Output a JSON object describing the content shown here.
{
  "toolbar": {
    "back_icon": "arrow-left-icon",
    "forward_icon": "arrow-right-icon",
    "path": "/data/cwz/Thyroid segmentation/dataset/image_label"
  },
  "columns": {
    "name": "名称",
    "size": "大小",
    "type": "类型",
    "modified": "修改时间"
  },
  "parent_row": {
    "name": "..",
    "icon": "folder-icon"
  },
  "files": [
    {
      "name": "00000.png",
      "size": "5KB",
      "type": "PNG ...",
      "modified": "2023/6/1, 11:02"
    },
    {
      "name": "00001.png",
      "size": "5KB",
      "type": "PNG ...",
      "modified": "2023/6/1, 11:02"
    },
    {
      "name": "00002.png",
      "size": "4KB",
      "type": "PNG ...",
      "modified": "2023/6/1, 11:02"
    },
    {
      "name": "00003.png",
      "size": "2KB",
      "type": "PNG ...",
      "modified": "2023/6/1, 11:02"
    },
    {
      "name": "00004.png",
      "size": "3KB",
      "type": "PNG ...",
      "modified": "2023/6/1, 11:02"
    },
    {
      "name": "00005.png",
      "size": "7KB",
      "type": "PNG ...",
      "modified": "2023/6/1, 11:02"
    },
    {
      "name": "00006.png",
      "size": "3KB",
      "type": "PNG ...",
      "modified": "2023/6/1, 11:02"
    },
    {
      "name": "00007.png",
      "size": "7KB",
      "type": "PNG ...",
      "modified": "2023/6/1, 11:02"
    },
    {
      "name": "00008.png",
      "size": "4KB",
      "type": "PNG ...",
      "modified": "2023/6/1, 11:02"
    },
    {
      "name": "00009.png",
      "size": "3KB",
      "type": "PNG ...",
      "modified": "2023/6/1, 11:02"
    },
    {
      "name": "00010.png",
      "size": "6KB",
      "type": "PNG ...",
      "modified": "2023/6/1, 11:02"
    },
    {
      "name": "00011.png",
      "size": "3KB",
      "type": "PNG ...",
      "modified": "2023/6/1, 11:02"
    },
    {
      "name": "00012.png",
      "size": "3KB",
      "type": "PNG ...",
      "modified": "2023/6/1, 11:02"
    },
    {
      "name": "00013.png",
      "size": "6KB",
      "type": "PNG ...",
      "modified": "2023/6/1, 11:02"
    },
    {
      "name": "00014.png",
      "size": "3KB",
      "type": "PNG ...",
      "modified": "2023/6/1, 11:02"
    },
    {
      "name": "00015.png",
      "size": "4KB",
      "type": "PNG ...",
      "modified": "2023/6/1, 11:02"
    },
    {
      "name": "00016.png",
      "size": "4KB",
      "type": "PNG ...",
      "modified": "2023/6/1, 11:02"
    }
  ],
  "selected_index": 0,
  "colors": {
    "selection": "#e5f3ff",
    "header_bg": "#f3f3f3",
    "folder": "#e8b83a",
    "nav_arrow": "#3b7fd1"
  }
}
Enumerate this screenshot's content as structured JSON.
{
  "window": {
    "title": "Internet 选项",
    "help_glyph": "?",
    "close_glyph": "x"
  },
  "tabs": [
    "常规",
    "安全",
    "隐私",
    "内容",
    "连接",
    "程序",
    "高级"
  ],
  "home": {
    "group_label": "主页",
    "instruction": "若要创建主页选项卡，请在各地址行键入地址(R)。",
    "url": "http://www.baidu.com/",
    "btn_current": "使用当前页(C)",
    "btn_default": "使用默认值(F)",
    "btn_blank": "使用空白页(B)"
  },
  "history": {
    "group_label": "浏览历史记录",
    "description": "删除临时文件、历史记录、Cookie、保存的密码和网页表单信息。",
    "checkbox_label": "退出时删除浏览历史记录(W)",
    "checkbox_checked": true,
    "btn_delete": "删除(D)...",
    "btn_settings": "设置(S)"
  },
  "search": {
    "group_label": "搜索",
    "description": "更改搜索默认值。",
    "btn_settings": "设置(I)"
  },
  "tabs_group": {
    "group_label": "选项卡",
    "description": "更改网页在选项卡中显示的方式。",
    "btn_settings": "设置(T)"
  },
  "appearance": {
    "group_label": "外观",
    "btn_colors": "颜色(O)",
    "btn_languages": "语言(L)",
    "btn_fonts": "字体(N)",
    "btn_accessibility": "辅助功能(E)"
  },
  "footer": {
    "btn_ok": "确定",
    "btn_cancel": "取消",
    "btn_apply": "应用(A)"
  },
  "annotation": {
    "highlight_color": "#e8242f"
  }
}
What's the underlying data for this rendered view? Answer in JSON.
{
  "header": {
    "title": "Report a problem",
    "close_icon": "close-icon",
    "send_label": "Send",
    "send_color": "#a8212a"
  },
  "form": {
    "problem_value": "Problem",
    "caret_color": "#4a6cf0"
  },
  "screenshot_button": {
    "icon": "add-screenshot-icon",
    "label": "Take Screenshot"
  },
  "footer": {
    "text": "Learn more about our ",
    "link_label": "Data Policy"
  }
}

···

### EXERCISE
Every entry needs to be retyped exactly.

### SOLUTION BELOW
Output a JSON object describing the content shown here.
{
  "toolbar": {
    "back_icon": "arrow-left-icon",
    "forward_icon": "arrow-right-icon",
    "path": "/data/cwz/Thyroid segmentation/dataset/image_label"
  },
  "columns": {
    "name": "名称",
    "size": "大小",
    "type": "类型",
    "modified": "修改时间"
  },
  "parent_row": {
    "name": "..",
    "icon": "folder-icon"
  },
  "files": [
    {
      "name": "00000.png",
      "size": "5KB",
      "type": "PNG ...",
      "modified": "2023/6/1, 11:02"
    },
    {
      "name": "00001.png",
      "size": "5KB",
      "type": "PNG ...",
      "modified": "2023/6/1, 11:02"
    },
    {
      "name": "00002.png",
      "size": "4KB",
      "type": "PNG ...",
      "modified": "2023/6/1, 11:02"
    },
    {
      "name": "00003.png",
      "size": "2KB",
      "type": "PNG ...",
      "modified": "2023/6/1, 11:02"
    },
    {
      "name": "00004.png",
      "size": "3KB",
      "type": "PNG ...",
      "modified": "2023/6/1, 11:02"
    },
    {
      "name": "00005.png",
      "size": "7KB",
      "type": "PNG ...",
      "modified": "2023/6/1, 11:02"
    },
    {
      "name": "00006.png",
      "size": "3KB",
      "type": "PNG ...",
      "modified": "2023/6/1, 11:02"
    },
    {
      "name": "00007.png",
      "size": "7KB",
      "type": "PNG ...",
      "modified": "2023/6/1, 11:02"
    },
    {
      "name": "00008.png",
      "size": "4KB",
      "type": "PNG ...",
      "modified": "2023/6/1, 11:02"
    },
    {
      "name": "00009.png",
      "size": "3KB",
      "type": "PNG ...",
      "modified": "2023/6/1, 11:02"
    },
    {
      "name": "00010.png",
      "size": "6KB",
      "type": "PNG ...",
      "modified": "2023/6/1, 11:02"
    },
    {
      "name": "00011.png",
      "size": "3KB",
      "type": "PNG ...",
      "modified": "2023/6/1, 11:02"
    },
    {
      "name": "00012.png",
      "size": "3KB",
      "type": "PNG ...",
      "modified": "2023/6/1, 11:02"
    },
    {
      "name": "00013.png",
      "size": "6KB",
      "type": "PNG ...",
      "modified": "2023/6/1, 11:02"
    },
    {
      "name": "00014.png",
      "size": "3KB",
      "type": "PNG ...",
      "modified": "2023/6/1, 11:02"
    },
    {
      "name": "00015.png",
      "size": "4KB",
      "type": "PNG ...",
      "modified": "2023/6/1, 11:02"
    },
    {
      "name": "00016.png",
      "size": "4KB",
      "type": "PNG ...",
      "modified": "2023/6/1, 11:02"
    }
  ],
  "selected_index": 0,
  "colors": {
    "selection": "#e5f3ff",
    "header_bg": "#f3f3f3",
    "folder": "#e8b83a",
    "nav_arrow": "#3b7fd1"
  }
}
Enumerate this screenshot's content as structured JSON.
{
  "window": {
    "title": "Internet 选项",
    "help_glyph": "?",
    "close_glyph": "x"
  },
  "tabs": [
    "常规",
    "安全",
    "隐私",
    "内容",
    "连接",
    "程序",
    "高级"
  ],
  "home": {
    "group_label": "主页",
    "instruction": "若要创建主页选项卡，请在各地址行键入地址(R)。",
    "url": "http://www.baidu.com/",
    "btn_current": "使用当前页(C)",
    "btn_default": "使用默认值(F)",
    "btn_blank": "使用空白页(B)"
  },
  "history": {
    "group_label": "浏览历史记录",
    "description": "删除临时文件、历史记录、Cookie、保存的密码和网页表单信息。",
    "checkbox_label": "退出时删除浏览历史记录(W)",
    "checkbox_checked": true,
    "btn_delete": "删除(D)...",
    "btn_settings": "设置(S)"
  },
  "search": {
    "group_label": "搜索",
    "description": "更改搜索默认值。",
    "btn_settings": "设置(I)"
  },
  "tabs_group": {
    "group_label": "选项卡",
    "description": "更改网页在选项卡中显示的方式。",
    "btn_settings": "设置(T)"
  },
  "appearance": {
    "group_label": "外观",
    "btn_colors": "颜色(O)",
    "btn_languages": "语言(L)",
    "btn_fonts": "字体(N)",
    "btn_accessibility": "辅助功能(E)"
  },
  "footer": {
    "btn_ok": "确定",
    "btn_cancel": "取消",
    "btn_apply": "应用(A)"
  },
  "annotation": {
    "highlight_color": "#e8242f"
  }
}
What's the underlying data for this rendered view? Answer in JSON.
{
  "header": {
    "title": "Report a problem",
    "close_icon": "close-icon",
    "send_label": "Send",
    "send_color": "#a8212a"
  },
  "form": {
    "problem_value": "Problem",
    "caret_color": "#4a6cf0"
  },
  "screenshot_button": {
    "icon": "add-screenshot-icon",
    "label": "Take Screenshot"
  },
  "footer": {
    "text": "Learn more about our ",
    "link_label": "Data Policy"
  }
}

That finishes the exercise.